Exercise aim -
Retype the whole listing verbatim and keep the pictures out of it.

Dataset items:
- - -
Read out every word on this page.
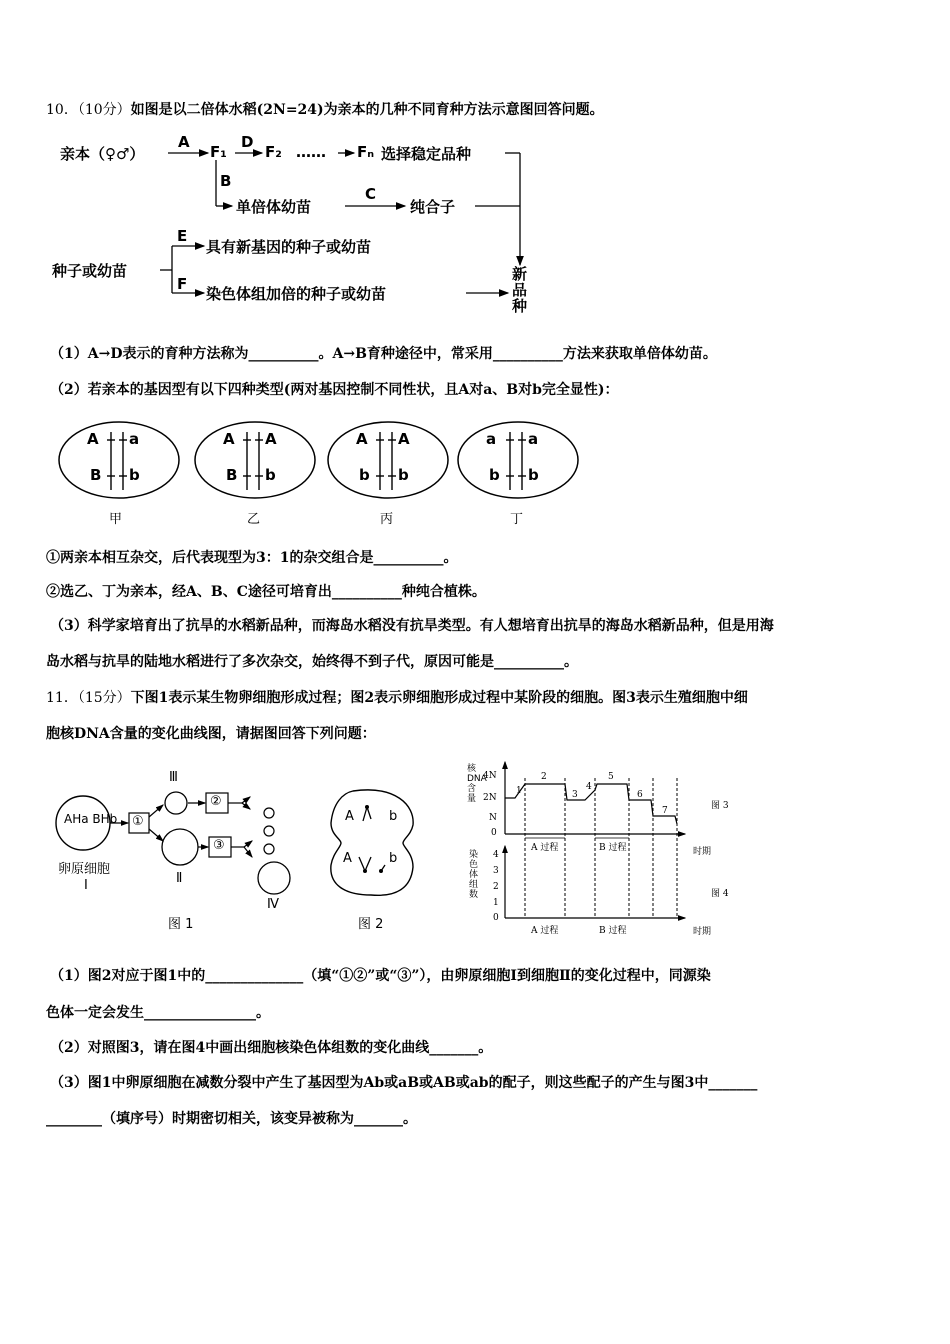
10．（10分）如图是以二倍体水稻(2N=24)为亲本的几种不同育种方法示意图回答问题。
亲本（♀♂）
A
F₁
D
F₂ …… Fₙ 选择稳定品种
B
单倍体幼苗
C
纯合子
种子或幼苗
E
具有新基因的种子或幼苗
F
染色体组加倍的种子或幼苗
新
品
种
（1）A→D表示的育种方法称为__________。A→B育种途径中，常采用__________方法来获取单倍体幼苗。
（2）若亲本的基因型有以下四种类型(两对基因控制不同性状，且A对a、B对b完全显性)：
A a
B b
甲
A A
B b
乙
A A
b b
丙
a a
b b
丁
①两亲本相互杂交，后代表现型为3：1的杂交组合是__________。
②选乙、丁为亲本，经A、B、C途径可培育出__________种纯合植株。
（3）科学家培育出了抗旱的水稻新品种，而海岛水稻没有抗旱类型。有人想培育出抗旱的海岛水稻新品种，但是用海
岛水稻与抗旱的陆地水稻进行了多次杂交，始终得不到子代，原因可能是__________。
11．（15分）下图1表示某生物卵细胞形成过程；图2表示卵细胞形成过程中某阶段的细胞。图3表示生殖细胞中细
胞核DNA含量的变化曲线图，请据图回答下列问题：
AHa BHb ①
②
③
Ⅲ
Ⅱ
Ⅳ
卵原细胞
Ⅰ
图 1
A	b
A	b
图 2
核DNA含量
4N
2N
N
0
1
2
3
4
5
6
7
A 过程	B 过程	时期
图 3
染色体组数
4
3
2
1
0
A 过程	B 过程	时期
图 4
（1）图2对应于图1中的______________（填“①②”或“③”），由卵原细胞Ⅰ到细胞Ⅱ的变化过程中，同源染
色体一定会发生________________。
（2）对照图3，请在图4中画出细胞核染色体组数的变化曲线_______。
（3）图1中卵原细胞在减数分裂中产生了基因型为Ab或aB或AB或ab的配子，则这些配子的产生与图3中_______
________（填序号）时期密切相关，该变异被称为_______。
- - -
Result of the exercise -
Read out every word on this page.
10．（10分）如图是以二倍体水稻(2N=24)为亲本的几种不同育种方法示意图回答问题。
亲本（♀♂）
A
F₁
D
F₂ …… Fₙ 选择稳定品种
B
单倍体幼苗
C
纯合子
种子或幼苗
E
具有新基因的种子或幼苗
F
染色体组加倍的种子或幼苗
新
品
种
（1）A→D表示的育种方法称为__________。A→B育种途径中，常采用__________方法来获取单倍体幼苗。
（2）若亲本的基因型有以下四种类型(两对基因控制不同性状，且A对a、B对b完全显性)：
A a
B b
甲
A A
B b
乙
A A
b b
丙
a a
b b
丁
①两亲本相互杂交，后代表现型为3：1的杂交组合是__________。
②选乙、丁为亲本，经A、B、C途径可培育出__________种纯合植株。
（3）科学家培育出了抗旱的水稻新品种，而海岛水稻没有抗旱类型。有人想培育出抗旱的海岛水稻新品种，但是用海
岛水稻与抗旱的陆地水稻进行了多次杂交，始终得不到子代，原因可能是__________。
11．（15分）下图1表示某生物卵细胞形成过程；图2表示卵细胞形成过程中某阶段的细胞。图3表示生殖细胞中细
胞核DNA含量的变化曲线图，请据图回答下列问题：
AHa BHb ①
②
③
Ⅲ
Ⅱ
Ⅳ
卵原细胞
Ⅰ
图 1
A	b
A	b
图 2
核DNA含量
4N
2N
N
0
1
2
3
4
5
6
7
A 过程	B 过程	时期
图 3
染色体组数
4
3
2
1
0
A 过程	B 过程	时期
图 4
（1）图2对应于图1中的______________（填“①②”或“③”），由卵原细胞Ⅰ到细胞Ⅱ的变化过程中，同源染
色体一定会发生________________。
（2）对照图3，请在图4中画出细胞核染色体组数的变化曲线_______。
（3）图1中卵原细胞在减数分裂中产生了基因型为Ab或aB或AB或ab的配子，则这些配子的产生与图3中_______
________（填序号）时期密切相关，该变异被称为_______。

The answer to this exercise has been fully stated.